▶ **INSTRUCTIONS TO FOLLOW**
Write out, precisely and in full, each line of the material.

══ MATERIAL ══

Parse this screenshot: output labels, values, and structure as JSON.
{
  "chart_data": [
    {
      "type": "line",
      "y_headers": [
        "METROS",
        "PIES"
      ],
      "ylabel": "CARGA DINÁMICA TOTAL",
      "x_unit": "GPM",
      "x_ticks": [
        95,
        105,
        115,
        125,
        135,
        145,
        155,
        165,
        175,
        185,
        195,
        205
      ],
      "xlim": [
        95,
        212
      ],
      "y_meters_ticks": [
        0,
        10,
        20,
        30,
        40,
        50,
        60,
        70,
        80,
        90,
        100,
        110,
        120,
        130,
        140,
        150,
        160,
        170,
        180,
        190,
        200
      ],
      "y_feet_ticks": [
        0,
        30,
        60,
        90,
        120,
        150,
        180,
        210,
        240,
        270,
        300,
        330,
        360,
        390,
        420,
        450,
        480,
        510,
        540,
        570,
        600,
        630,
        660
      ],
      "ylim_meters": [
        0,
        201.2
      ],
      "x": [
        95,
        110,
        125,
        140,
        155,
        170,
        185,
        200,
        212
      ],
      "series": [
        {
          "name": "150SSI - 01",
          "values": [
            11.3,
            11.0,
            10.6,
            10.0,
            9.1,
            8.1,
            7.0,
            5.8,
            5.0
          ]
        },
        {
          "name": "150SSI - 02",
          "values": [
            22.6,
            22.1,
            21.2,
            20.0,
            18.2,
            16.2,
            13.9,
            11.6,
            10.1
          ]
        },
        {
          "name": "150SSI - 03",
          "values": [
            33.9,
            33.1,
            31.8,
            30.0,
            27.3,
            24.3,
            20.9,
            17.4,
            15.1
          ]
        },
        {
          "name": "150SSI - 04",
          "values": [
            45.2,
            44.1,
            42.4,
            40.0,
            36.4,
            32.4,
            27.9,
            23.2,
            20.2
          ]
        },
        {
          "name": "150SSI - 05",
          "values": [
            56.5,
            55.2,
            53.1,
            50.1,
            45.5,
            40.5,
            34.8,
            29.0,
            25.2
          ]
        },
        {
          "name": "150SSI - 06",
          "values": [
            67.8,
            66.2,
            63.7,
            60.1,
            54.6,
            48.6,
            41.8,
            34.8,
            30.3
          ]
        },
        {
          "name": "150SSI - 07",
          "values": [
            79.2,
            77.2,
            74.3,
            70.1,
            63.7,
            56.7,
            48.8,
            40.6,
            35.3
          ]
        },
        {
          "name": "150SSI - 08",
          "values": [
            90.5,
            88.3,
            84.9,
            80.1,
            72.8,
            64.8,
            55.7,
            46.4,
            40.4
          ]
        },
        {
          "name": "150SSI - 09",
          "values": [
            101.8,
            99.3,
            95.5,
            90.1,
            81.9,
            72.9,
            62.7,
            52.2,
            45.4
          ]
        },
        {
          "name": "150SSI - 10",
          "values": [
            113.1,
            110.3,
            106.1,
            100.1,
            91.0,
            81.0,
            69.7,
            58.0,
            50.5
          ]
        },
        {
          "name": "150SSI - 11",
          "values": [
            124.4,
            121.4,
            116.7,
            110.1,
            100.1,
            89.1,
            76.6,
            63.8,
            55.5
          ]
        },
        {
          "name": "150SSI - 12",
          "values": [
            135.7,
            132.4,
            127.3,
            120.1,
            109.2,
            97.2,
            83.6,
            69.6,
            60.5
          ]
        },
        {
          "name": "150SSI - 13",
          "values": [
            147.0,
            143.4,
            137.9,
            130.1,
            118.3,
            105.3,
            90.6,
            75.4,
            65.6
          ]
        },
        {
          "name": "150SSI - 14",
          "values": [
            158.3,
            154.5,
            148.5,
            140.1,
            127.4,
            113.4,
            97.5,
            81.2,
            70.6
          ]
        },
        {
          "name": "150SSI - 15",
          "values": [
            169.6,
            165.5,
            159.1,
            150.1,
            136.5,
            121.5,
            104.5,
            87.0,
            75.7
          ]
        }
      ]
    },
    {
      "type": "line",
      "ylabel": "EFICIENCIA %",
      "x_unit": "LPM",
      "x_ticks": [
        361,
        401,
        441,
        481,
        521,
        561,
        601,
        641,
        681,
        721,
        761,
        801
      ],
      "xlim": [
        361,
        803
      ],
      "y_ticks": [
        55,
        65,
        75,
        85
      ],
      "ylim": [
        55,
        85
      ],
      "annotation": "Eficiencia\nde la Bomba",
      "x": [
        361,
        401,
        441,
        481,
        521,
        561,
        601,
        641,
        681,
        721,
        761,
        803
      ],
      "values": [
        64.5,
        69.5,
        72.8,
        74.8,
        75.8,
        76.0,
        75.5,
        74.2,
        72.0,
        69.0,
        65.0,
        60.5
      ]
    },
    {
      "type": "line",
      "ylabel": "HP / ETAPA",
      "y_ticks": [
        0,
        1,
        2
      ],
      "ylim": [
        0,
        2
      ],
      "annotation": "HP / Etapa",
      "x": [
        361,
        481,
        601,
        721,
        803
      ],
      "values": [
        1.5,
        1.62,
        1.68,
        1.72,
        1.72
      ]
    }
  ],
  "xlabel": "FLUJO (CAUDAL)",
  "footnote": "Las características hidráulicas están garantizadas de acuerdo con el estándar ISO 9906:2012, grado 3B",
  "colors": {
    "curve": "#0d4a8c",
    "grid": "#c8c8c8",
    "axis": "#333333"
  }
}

═══

▶ **REPLY TO THE TASK**
Parse this screenshot: output labels, values, and structure as JSON.
{
  "chart_data": [
    {
      "type": "line",
      "y_headers": [
        "METROS",
        "PIES"
      ],
      "ylabel": "CARGA DINÁMICA TOTAL",
      "x_unit": "GPM",
      "x_ticks": [
        95,
        105,
        115,
        125,
        135,
        145,
        155,
        165,
        175,
        185,
        195,
        205
      ],
      "xlim": [
        95,
        212
      ],
      "y_meters_ticks": [
        0,
        10,
        20,
        30,
        40,
        50,
        60,
        70,
        80,
        90,
        100,
        110,
        120,
        130,
        140,
        150,
        160,
        170,
        180,
        190,
        200
      ],
      "y_feet_ticks": [
        0,
        30,
        60,
        90,
        120,
        150,
        180,
        210,
        240,
        270,
        300,
        330,
        360,
        390,
        420,
        450,
        480,
        510,
        540,
        570,
        600,
        630,
        660
      ],
      "ylim_meters": [
        0,
        201.2
      ],
      "x": [
        95,
        110,
        125,
        140,
        155,
        170,
        185,
        200,
        212
      ],
      "series": [
        {
          "name": "150SSI - 01",
          "values": [
            11.3,
            11.0,
            10.6,
            10.0,
            9.1,
            8.1,
            7.0,
            5.8,
            5.0
          ]
        },
        {
          "name": "150SSI - 02",
          "values": [
            22.6,
            22.1,
            21.2,
            20.0,
            18.2,
            16.2,
            13.9,
            11.6,
            10.1
          ]
        },
        {
          "name": "150SSI - 03",
          "values": [
            33.9,
            33.1,
            31.8,
            30.0,
            27.3,
            24.3,
            20.9,
            17.4,
            15.1
          ]
        },
        {
          "name": "150SSI - 04",
          "values": [
            45.2,
            44.1,
            42.4,
            40.0,
            36.4,
            32.4,
            27.9,
            23.2,
            20.2
          ]
        },
        {
          "name": "150SSI - 05",
          "values": [
            56.5,
            55.2,
            53.1,
            50.1,
            45.5,
            40.5,
            34.8,
            29.0,
            25.2
          ]
        },
        {
          "name": "150SSI - 06",
          "values": [
            67.8,
            66.2,
            63.7,
            60.1,
            54.6,
            48.6,
            41.8,
            34.8,
            30.3
          ]
        },
        {
          "name": "150SSI - 07",
          "values": [
            79.2,
            77.2,
            74.3,
            70.1,
            63.7,
            56.7,
            48.8,
            40.6,
            35.3
          ]
        },
        {
          "name": "150SSI - 08",
          "values": [
            90.5,
            88.3,
            84.9,
            80.1,
            72.8,
            64.8,
            55.7,
            46.4,
            40.4
          ]
        },
        {
          "name": "150SSI - 09",
          "values": [
            101.8,
            99.3,
            95.5,
            90.1,
            81.9,
            72.9,
            62.7,
            52.2,
            45.4
          ]
        },
        {
          "name": "150SSI - 10",
          "values": [
            113.1,
            110.3,
            106.1,
            100.1,
            91.0,
            81.0,
            69.7,
            58.0,
            50.5
          ]
        },
        {
          "name": "150SSI - 11",
          "values": [
            124.4,
            121.4,
            116.7,
            110.1,
            100.1,
            89.1,
            76.6,
            63.8,
            55.5
          ]
        },
        {
          "name": "150SSI - 12",
          "values": [
            135.7,
            132.4,
            127.3,
            120.1,
            109.2,
            97.2,
            83.6,
            69.6,
            60.5
          ]
        },
        {
          "name": "150SSI - 13",
          "values": [
            147.0,
            143.4,
            137.9,
            130.1,
            118.3,
            105.3,
            90.6,
            75.4,
            65.6
          ]
        },
        {
          "name": "150SSI - 14",
          "values": [
            158.3,
            154.5,
            148.5,
            140.1,
            127.4,
            113.4,
            97.5,
            81.2,
            70.6
          ]
        },
        {
          "name": "150SSI - 15",
          "values": [
            169.6,
            165.5,
            159.1,
            150.1,
            136.5,
            121.5,
            104.5,
            87.0,
            75.7
          ]
        }
      ]
    },
    {
      "type": "line",
      "ylabel": "EFICIENCIA %",
      "x_unit": "LPM",
      "x_ticks": [
        361,
        401,
        441,
        481,
        521,
        561,
        601,
        641,
        681,
        721,
        761,
        801
      ],
      "xlim": [
        361,
        803
      ],
      "y_ticks": [
        55,
        65,
        75,
        85
      ],
      "ylim": [
        55,
        85
      ],
      "annotation": "Eficiencia\nde la Bomba",
      "x": [
        361,
        401,
        441,
        481,
        521,
        561,
        601,
        641,
        681,
        721,
        761,
        803
      ],
      "values": [
        64.5,
        69.5,
        72.8,
        74.8,
        75.8,
        76.0,
        75.5,
        74.2,
        72.0,
        69.0,
        65.0,
        60.5
      ]
    },
    {
      "type": "line",
      "ylabel": "HP / ETAPA",
      "y_ticks": [
        0,
        1,
        2
      ],
      "ylim": [
        0,
        2
      ],
      "annotation": "HP / Etapa",
      "x": [
        361,
        481,
        601,
        721,
        803
      ],
      "values": [
        1.5,
        1.62,
        1.68,
        1.72,
        1.72
      ]
    }
  ],
  "xlabel": "FLUJO (CAUDAL)",
  "footnote": "Las características hidráulicas están garantizadas de acuerdo con el estándar ISO 9906:2012, grado 3B",
  "colors": {
    "curve": "#0d4a8c",
    "grid": "#c8c8c8",
    "axis": "#333333"
  }
}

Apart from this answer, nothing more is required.